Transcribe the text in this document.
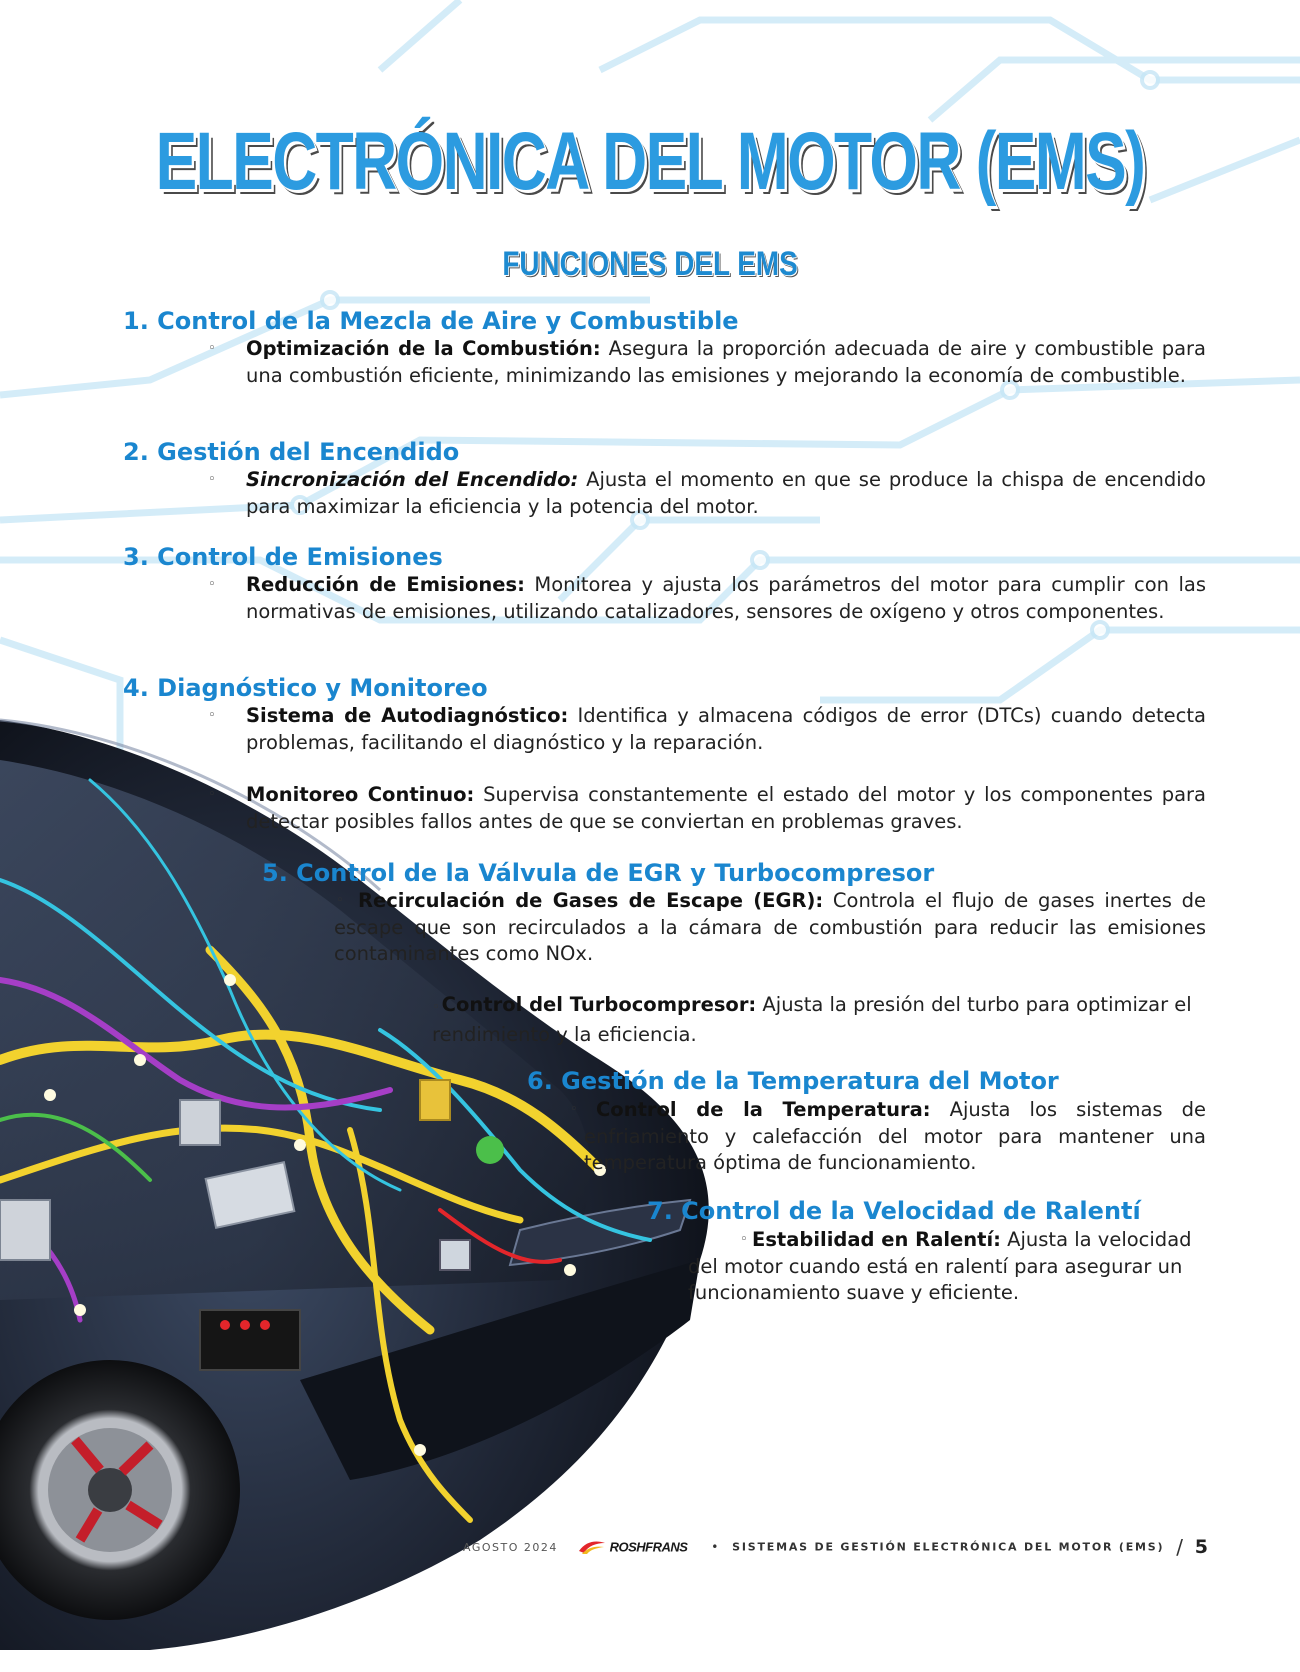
ELECTRÓNICA DEL MOTOR (EMS)
FUNCIONES DEL EMS
1. Control de la Mezcla de Aire y Combustible

◦ Optimización de la Combustión: Asegura la proporción adecuada de aire y combustible para una combustión eficiente, minimizando las emisiones y mejorando la economía de combustible.

2. Gestión del Encendido

◦ Sincronización del Encendido: Ajusta el momento en que se produce la chispa de encendido para maximizar la eficiencia y la potencia del motor.

3. Control de Emisiones

◦ Reducción de Emisiones: Monitorea y ajusta los parámetros del motor para cumplir con las normativas de emisiones, utilizando catalizadores, sensores de oxígeno y otros componentes.

4. Diagnóstico y Monitoreo

◦ Sistema de Autodiagnóstico: Identifica y almacena códigos de error (DTCs) cuando detecta problemas, facilitando el diagnóstico y la reparación.

◦ Monitoreo Continuo: Supervisa constantemente el estado del motor y los componentes para detectar posibles fallos antes de que se conviertan en problemas graves.

5. Control de la Válvula de EGR y Turbocompresor

◦ Recirculación de Gases de Escape (EGR): Controla el flujo de gases inertes de escape que son recirculados a la cámara de combustión para reducir las emisiones contaminantes como NOx.

◦ Control del Turbocompresor: Ajusta la presión del turbo para optimizar el rendimiento y la eficiencia.

6. Gestión de la Temperatura del Motor

◦ Control de la Temperatura: Ajusta los sistemas de enfriamiento y calefacción del motor para mantener una temperatura óptima de funcionamiento.

7. Control de la Velocidad de Ralentí

◦ Estabilidad en Ralentí: Ajusta la velocidad del motor cuando está en ralentí para asegurar un funcionamiento suave y eficiente.

AGOSTO 2024	ROSHFRANS • SISTEMAS DE GESTIÓN ELECTRÓNICA DEL MOTOR (EMS) / 5
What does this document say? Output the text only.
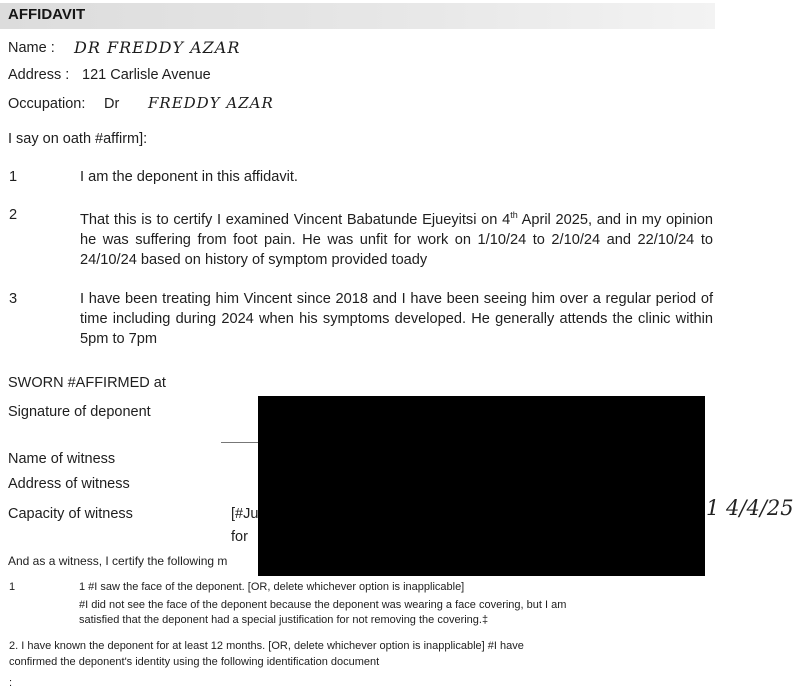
AFFIDAVIT
Name : DR FREDDY AZAR
Address : 121 Carlisle Avenue
Occupation: Dr FREDDY AZAR
I say on oath #affirm]:
1	I am the deponent in this affidavit.
2	That this is to certify I examined Vincent Babatunde Ejueyitsi on 4th April 2025, and in my opinion he was suffering from foot pain. He was unfit for work on 1/10/24 to 2/10/24 and 22/10/24 to 24/10/24 based on history of symptom provided toady
3	I have been treating him Vincent since 2018 and I have been seeing him over a regular period of time including during 2024 when his symptoms developed. He generally attends the clinic within 5pm to 7pm
SWORN #AFFIRMED at
Signature of deponent
Name of witness
Address of witness
Capacity of witness	[#Ju
for
1 4/4/25
And as a witness, I certify the following m
1	1 #I saw the face of the deponent. [OR, delete whichever option is inapplicable]
#I did not see the face of the deponent because the deponent was wearing a face covering, but I am
satisfied that the deponent had a special justification for not removing the covering.‡
2. I have known the deponent for at least 12 months. [OR, delete whichever option is inapplicable] #I have
confirmed the deponent's identity using the following identification document
:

··········

TASK REQUIREMENTS:
From the records above, pull out every line containing the word "inapplicable".

CORRECT RESULT:
1	1 #I saw the face of the deponent. [OR, delete whichever option is inapplicable]
2. I have known the deponent for at least 12 months. [OR, delete whichever option is inapplicable] #I have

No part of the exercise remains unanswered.